AIM: Will you write out all the entries below exactly?

# MATERIAL PROVIDED start

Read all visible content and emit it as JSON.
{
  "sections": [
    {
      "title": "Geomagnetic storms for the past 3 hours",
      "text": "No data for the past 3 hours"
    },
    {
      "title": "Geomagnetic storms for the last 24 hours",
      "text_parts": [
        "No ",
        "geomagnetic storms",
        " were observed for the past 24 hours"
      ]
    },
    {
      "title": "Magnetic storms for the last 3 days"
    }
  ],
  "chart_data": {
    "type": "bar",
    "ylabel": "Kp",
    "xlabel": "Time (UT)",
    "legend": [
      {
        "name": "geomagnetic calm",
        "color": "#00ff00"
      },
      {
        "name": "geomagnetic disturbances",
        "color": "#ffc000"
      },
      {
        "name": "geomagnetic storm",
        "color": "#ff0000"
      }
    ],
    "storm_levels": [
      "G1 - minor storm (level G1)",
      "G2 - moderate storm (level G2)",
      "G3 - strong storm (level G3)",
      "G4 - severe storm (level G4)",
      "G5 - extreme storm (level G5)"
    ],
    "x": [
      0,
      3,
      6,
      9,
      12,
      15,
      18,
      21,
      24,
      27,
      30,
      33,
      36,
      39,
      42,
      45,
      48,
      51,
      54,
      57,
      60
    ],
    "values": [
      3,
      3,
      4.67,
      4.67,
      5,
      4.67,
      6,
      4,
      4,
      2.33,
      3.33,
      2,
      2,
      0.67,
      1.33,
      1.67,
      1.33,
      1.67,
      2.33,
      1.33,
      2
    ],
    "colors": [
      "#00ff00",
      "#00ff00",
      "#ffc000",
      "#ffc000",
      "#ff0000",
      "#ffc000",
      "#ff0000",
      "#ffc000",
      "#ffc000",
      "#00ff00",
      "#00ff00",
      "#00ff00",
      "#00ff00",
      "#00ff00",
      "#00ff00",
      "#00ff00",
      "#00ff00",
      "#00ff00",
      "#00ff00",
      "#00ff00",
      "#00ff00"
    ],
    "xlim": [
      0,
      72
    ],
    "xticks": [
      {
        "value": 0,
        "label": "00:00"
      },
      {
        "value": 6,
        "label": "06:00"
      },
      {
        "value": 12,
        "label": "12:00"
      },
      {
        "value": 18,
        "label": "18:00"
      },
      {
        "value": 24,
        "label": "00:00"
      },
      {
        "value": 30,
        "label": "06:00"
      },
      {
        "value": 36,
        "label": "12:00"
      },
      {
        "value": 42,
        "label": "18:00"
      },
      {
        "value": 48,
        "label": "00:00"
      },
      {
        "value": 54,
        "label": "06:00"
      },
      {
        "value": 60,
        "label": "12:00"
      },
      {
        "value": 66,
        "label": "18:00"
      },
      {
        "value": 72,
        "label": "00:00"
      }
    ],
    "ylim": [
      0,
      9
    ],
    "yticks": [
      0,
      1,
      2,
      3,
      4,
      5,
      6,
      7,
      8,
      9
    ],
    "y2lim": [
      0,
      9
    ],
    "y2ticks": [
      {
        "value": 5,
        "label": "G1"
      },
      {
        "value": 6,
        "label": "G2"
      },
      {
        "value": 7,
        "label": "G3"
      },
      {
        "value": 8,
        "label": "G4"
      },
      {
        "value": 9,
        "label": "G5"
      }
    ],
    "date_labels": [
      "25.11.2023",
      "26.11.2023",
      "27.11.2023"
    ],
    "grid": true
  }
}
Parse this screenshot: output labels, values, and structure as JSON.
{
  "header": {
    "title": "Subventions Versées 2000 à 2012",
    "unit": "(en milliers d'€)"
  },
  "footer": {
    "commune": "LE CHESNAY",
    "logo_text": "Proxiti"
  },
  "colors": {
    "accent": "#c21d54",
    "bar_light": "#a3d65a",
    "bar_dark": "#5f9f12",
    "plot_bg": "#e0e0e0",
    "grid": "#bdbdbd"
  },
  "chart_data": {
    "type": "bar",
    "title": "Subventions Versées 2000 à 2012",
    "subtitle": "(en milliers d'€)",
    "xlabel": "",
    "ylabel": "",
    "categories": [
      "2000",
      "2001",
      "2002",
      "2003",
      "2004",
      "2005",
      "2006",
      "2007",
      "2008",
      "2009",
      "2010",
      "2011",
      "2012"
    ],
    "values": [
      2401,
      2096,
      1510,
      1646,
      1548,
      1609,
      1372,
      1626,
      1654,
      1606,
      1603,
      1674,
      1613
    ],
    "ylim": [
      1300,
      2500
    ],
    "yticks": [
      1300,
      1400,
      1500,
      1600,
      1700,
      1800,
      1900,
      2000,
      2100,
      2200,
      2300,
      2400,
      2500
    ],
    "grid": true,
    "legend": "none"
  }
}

# MATERIAL PROVIDED end

SOLUTION TO THIS PROBLEM:
Read all visible content and emit it as JSON.
{
  "sections": [
    {
      "title": "Geomagnetic storms for the past 3 hours",
      "text": "No data for the past 3 hours"
    },
    {
      "title": "Geomagnetic storms for the last 24 hours",
      "text_parts": [
        "No ",
        "geomagnetic storms",
        " were observed for the past 24 hours"
      ]
    },
    {
      "title": "Magnetic storms for the last 3 days"
    }
  ],
  "chart_data": {
    "type": "bar",
    "ylabel": "Kp",
    "xlabel": "Time (UT)",
    "legend": [
      {
        "name": "geomagnetic calm",
        "color": "#00ff00"
      },
      {
        "name": "geomagnetic disturbances",
        "color": "#ffc000"
      },
      {
        "name": "geomagnetic storm",
        "color": "#ff0000"
      }
    ],
    "storm_levels": [
      "G1 - minor storm (level G1)",
      "G2 - moderate storm (level G2)",
      "G3 - strong storm (level G3)",
      "G4 - severe storm (level G4)",
      "G5 - extreme storm (level G5)"
    ],
    "x": [
      0,
      3,
      6,
      9,
      12,
      15,
      18,
      21,
      24,
      27,
      30,
      33,
      36,
      39,
      42,
      45,
      48,
      51,
      54,
      57,
      60
    ],
    "values": [
      3,
      3,
      4.67,
      4.67,
      5,
      4.67,
      6,
      4,
      4,
      2.33,
      3.33,
      2,
      2,
      0.67,
      1.33,
      1.67,
      1.33,
      1.67,
      2.33,
      1.33,
      2
    ],
    "colors": [
      "#00ff00",
      "#00ff00",
      "#ffc000",
      "#ffc000",
      "#ff0000",
      "#ffc000",
      "#ff0000",
      "#ffc000",
      "#ffc000",
      "#00ff00",
      "#00ff00",
      "#00ff00",
      "#00ff00",
      "#00ff00",
      "#00ff00",
      "#00ff00",
      "#00ff00",
      "#00ff00",
      "#00ff00",
      "#00ff00",
      "#00ff00"
    ],
    "xlim": [
      0,
      72
    ],
    "xticks": [
      {
        "value": 0,
        "label": "00:00"
      },
      {
        "value": 6,
        "label": "06:00"
      },
      {
        "value": 12,
        "label": "12:00"
      },
      {
        "value": 18,
        "label": "18:00"
      },
      {
        "value": 24,
        "label": "00:00"
      },
      {
        "value": 30,
        "label": "06:00"
      },
      {
        "value": 36,
        "label": "12:00"
      },
      {
        "value": 42,
        "label": "18:00"
      },
      {
        "value": 48,
        "label": "00:00"
      },
      {
        "value": 54,
        "label": "06:00"
      },
      {
        "value": 60,
        "label": "12:00"
      },
      {
        "value": 66,
        "label": "18:00"
      },
      {
        "value": 72,
        "label": "00:00"
      }
    ],
    "ylim": [
      0,
      9
    ],
    "yticks": [
      0,
      1,
      2,
      3,
      4,
      5,
      6,
      7,
      8,
      9
    ],
    "y2lim": [
      0,
      9
    ],
    "y2ticks": [
      {
        "value": 5,
        "label": "G1"
      },
      {
        "value": 6,
        "label": "G2"
      },
      {
        "value": 7,
        "label": "G3"
      },
      {
        "value": 8,
        "label": "G4"
      },
      {
        "value": 9,
        "label": "G5"
      }
    ],
    "date_labels": [
      "25.11.2023",
      "26.11.2023",
      "27.11.2023"
    ],
    "grid": true
  }
}
Parse this screenshot: output labels, values, and structure as JSON.
{
  "header": {
    "title": "Subventions Versées 2000 à 2012",
    "unit": "(en milliers d'€)"
  },
  "footer": {
    "commune": "LE CHESNAY",
    "logo_text": "Proxiti"
  },
  "colors": {
    "accent": "#c21d54",
    "bar_light": "#a3d65a",
    "bar_dark": "#5f9f12",
    "plot_bg": "#e0e0e0",
    "grid": "#bdbdbd"
  },
  "chart_data": {
    "type": "bar",
    "title": "Subventions Versées 2000 à 2012",
    "subtitle": "(en milliers d'€)",
    "xlabel": "",
    "ylabel": "",
    "categories": [
      "2000",
      "2001",
      "2002",
      "2003",
      "2004",
      "2005",
      "2006",
      "2007",
      "2008",
      "2009",
      "2010",
      "2011",
      "2012"
    ],
    "values": [
      2401,
      2096,
      1510,
      1646,
      1548,
      1609,
      1372,
      1626,
      1654,
      1606,
      1603,
      1674,
      1613
    ],
    "ylim": [
      1300,
      2500
    ],
    "yticks": [
      1300,
      1400,
      1500,
      1600,
      1700,
      1800,
      1900,
      2000,
      2100,
      2200,
      2300,
      2400,
      2500
    ],
    "grid": true,
    "legend": "none"
  }
}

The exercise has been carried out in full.